_SET EXERCISE_
Extract each line of the data below exactly as written.

_DATA TO USE_
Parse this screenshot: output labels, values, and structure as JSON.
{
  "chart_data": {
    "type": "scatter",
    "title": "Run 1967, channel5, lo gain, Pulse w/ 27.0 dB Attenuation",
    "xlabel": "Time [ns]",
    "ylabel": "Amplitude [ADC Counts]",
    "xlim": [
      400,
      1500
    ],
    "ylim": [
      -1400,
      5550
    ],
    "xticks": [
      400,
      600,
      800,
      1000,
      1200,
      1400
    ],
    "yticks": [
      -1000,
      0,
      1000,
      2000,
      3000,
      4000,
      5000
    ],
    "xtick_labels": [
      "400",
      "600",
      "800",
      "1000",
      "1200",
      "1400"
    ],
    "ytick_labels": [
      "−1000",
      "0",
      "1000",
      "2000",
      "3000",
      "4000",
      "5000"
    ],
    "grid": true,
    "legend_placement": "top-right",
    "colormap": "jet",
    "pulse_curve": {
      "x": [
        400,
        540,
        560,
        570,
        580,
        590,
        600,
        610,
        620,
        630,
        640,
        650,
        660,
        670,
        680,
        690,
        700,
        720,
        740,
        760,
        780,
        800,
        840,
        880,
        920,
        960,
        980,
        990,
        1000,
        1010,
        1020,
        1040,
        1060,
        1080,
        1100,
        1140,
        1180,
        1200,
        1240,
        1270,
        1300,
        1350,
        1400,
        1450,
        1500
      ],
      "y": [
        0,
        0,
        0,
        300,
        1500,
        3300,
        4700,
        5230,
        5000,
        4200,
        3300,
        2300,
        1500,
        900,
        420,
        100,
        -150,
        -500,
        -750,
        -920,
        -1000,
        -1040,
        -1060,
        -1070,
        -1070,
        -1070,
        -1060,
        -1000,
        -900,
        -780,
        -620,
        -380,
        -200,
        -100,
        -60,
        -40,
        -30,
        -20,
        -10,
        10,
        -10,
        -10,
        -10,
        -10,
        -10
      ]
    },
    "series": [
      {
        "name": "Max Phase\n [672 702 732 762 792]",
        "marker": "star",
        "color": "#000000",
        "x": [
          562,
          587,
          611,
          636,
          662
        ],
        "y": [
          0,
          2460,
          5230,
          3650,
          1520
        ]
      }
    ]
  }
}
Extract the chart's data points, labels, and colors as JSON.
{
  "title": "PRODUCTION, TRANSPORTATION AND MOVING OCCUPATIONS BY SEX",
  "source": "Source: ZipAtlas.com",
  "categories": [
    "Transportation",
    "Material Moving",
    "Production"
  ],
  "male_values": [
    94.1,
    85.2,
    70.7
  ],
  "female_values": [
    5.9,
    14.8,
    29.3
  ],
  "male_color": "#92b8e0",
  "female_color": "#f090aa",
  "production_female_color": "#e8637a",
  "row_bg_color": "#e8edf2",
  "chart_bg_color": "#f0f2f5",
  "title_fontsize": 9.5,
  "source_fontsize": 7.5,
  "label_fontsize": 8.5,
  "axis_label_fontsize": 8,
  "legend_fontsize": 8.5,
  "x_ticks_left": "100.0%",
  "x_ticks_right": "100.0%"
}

_OUTPUT FOR THIS EXERCISE_
Parse this screenshot: output labels, values, and structure as JSON.
{
  "chart_data": {
    "type": "scatter",
    "title": "Run 1967, channel5, lo gain, Pulse w/ 27.0 dB Attenuation",
    "xlabel": "Time [ns]",
    "ylabel": "Amplitude [ADC Counts]",
    "xlim": [
      400,
      1500
    ],
    "ylim": [
      -1400,
      5550
    ],
    "xticks": [
      400,
      600,
      800,
      1000,
      1200,
      1400
    ],
    "yticks": [
      -1000,
      0,
      1000,
      2000,
      3000,
      4000,
      5000
    ],
    "xtick_labels": [
      "400",
      "600",
      "800",
      "1000",
      "1200",
      "1400"
    ],
    "ytick_labels": [
      "−1000",
      "0",
      "1000",
      "2000",
      "3000",
      "4000",
      "5000"
    ],
    "grid": true,
    "legend_placement": "top-right",
    "colormap": "jet",
    "pulse_curve": {
      "x": [
        400,
        540,
        560,
        570,
        580,
        590,
        600,
        610,
        620,
        630,
        640,
        650,
        660,
        670,
        680,
        690,
        700,
        720,
        740,
        760,
        780,
        800,
        840,
        880,
        920,
        960,
        980,
        990,
        1000,
        1010,
        1020,
        1040,
        1060,
        1080,
        1100,
        1140,
        1180,
        1200,
        1240,
        1270,
        1300,
        1350,
        1400,
        1450,
        1500
      ],
      "y": [
        0,
        0,
        0,
        300,
        1500,
        3300,
        4700,
        5230,
        5000,
        4200,
        3300,
        2300,
        1500,
        900,
        420,
        100,
        -150,
        -500,
        -750,
        -920,
        -1000,
        -1040,
        -1060,
        -1070,
        -1070,
        -1070,
        -1060,
        -1000,
        -900,
        -780,
        -620,
        -380,
        -200,
        -100,
        -60,
        -40,
        -30,
        -20,
        -10,
        10,
        -10,
        -10,
        -10,
        -10,
        -10
      ]
    },
    "series": [
      {
        "name": "Max Phase\n [672 702 732 762 792]",
        "marker": "star",
        "color": "#000000",
        "x": [
          562,
          587,
          611,
          636,
          662
        ],
        "y": [
          0,
          2460,
          5230,
          3650,
          1520
        ]
      }
    ]
  }
}
Extract the chart's data points, labels, and colors as JSON.
{
  "title": "PRODUCTION, TRANSPORTATION AND MOVING OCCUPATIONS BY SEX",
  "source": "Source: ZipAtlas.com",
  "categories": [
    "Transportation",
    "Material Moving",
    "Production"
  ],
  "male_values": [
    94.1,
    85.2,
    70.7
  ],
  "female_values": [
    5.9,
    14.8,
    29.3
  ],
  "male_color": "#92b8e0",
  "female_color": "#f090aa",
  "production_female_color": "#e8637a",
  "row_bg_color": "#e8edf2",
  "chart_bg_color": "#f0f2f5",
  "title_fontsize": 9.5,
  "source_fontsize": 7.5,
  "label_fontsize": 8.5,
  "axis_label_fontsize": 8,
  "legend_fontsize": 8.5,
  "x_ticks_left": "100.0%",
  "x_ticks_right": "100.0%"
}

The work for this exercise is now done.